**EXERCISE REQUIREMENTS**
Copy out all of the material exactly.

:: TASK INPUTS ::

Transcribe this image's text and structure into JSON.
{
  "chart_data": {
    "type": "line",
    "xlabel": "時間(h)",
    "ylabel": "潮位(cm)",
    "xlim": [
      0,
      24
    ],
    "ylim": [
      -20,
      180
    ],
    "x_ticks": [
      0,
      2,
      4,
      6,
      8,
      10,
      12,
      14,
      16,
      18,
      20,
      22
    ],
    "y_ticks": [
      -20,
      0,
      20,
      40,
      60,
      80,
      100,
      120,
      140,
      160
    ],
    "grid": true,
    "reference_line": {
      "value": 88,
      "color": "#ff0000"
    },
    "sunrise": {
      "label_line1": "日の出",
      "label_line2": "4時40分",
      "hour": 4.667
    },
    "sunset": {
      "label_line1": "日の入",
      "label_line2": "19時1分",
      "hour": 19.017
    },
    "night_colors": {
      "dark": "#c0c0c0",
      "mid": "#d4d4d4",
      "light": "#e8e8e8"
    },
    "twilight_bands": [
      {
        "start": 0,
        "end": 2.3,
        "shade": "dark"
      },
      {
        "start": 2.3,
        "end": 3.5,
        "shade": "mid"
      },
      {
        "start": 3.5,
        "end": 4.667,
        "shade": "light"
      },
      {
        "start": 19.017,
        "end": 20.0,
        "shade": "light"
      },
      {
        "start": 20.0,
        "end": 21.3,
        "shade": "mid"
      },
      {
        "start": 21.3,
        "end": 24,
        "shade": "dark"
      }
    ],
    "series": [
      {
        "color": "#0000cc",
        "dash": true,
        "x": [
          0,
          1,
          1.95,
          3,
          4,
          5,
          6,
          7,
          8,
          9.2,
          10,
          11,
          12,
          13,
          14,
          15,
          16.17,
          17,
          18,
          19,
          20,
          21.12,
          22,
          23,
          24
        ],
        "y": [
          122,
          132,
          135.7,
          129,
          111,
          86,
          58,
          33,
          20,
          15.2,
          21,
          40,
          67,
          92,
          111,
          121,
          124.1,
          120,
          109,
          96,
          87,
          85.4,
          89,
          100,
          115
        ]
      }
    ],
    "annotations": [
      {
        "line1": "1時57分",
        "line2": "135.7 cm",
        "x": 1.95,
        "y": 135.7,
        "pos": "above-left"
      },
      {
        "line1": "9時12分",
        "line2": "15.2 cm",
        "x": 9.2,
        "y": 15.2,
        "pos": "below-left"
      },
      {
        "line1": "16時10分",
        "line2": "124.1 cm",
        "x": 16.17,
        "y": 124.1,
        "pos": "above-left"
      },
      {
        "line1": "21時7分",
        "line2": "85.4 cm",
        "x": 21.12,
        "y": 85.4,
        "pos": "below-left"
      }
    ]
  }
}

:::

**RESPONSE FOR THIS EXERCISE**
Transcribe this image's text and structure into JSON.
{
  "chart_data": {
    "type": "line",
    "xlabel": "時間(h)",
    "ylabel": "潮位(cm)",
    "xlim": [
      0,
      24
    ],
    "ylim": [
      -20,
      180
    ],
    "x_ticks": [
      0,
      2,
      4,
      6,
      8,
      10,
      12,
      14,
      16,
      18,
      20,
      22
    ],
    "y_ticks": [
      -20,
      0,
      20,
      40,
      60,
      80,
      100,
      120,
      140,
      160
    ],
    "grid": true,
    "reference_line": {
      "value": 88,
      "color": "#ff0000"
    },
    "sunrise": {
      "label_line1": "日の出",
      "label_line2": "4時40分",
      "hour": 4.667
    },
    "sunset": {
      "label_line1": "日の入",
      "label_line2": "19時1分",
      "hour": 19.017
    },
    "night_colors": {
      "dark": "#c0c0c0",
      "mid": "#d4d4d4",
      "light": "#e8e8e8"
    },
    "twilight_bands": [
      {
        "start": 0,
        "end": 2.3,
        "shade": "dark"
      },
      {
        "start": 2.3,
        "end": 3.5,
        "shade": "mid"
      },
      {
        "start": 3.5,
        "end": 4.667,
        "shade": "light"
      },
      {
        "start": 19.017,
        "end": 20.0,
        "shade": "light"
      },
      {
        "start": 20.0,
        "end": 21.3,
        "shade": "mid"
      },
      {
        "start": 21.3,
        "end": 24,
        "shade": "dark"
      }
    ],
    "series": [
      {
        "color": "#0000cc",
        "dash": true,
        "x": [
          0,
          1,
          1.95,
          3,
          4,
          5,
          6,
          7,
          8,
          9.2,
          10,
          11,
          12,
          13,
          14,
          15,
          16.17,
          17,
          18,
          19,
          20,
          21.12,
          22,
          23,
          24
        ],
        "y": [
          122,
          132,
          135.7,
          129,
          111,
          86,
          58,
          33,
          20,
          15.2,
          21,
          40,
          67,
          92,
          111,
          121,
          124.1,
          120,
          109,
          96,
          87,
          85.4,
          89,
          100,
          115
        ]
      }
    ],
    "annotations": [
      {
        "line1": "1時57分",
        "line2": "135.7 cm",
        "x": 1.95,
        "y": 135.7,
        "pos": "above-left"
      },
      {
        "line1": "9時12分",
        "line2": "15.2 cm",
        "x": 9.2,
        "y": 15.2,
        "pos": "below-left"
      },
      {
        "line1": "16時10分",
        "line2": "124.1 cm",
        "x": 16.17,
        "y": 124.1,
        "pos": "above-left"
      },
      {
        "line1": "21時7分",
        "line2": "85.4 cm",
        "x": 21.12,
        "y": 85.4,
        "pos": "below-left"
      }
    ]
  }
}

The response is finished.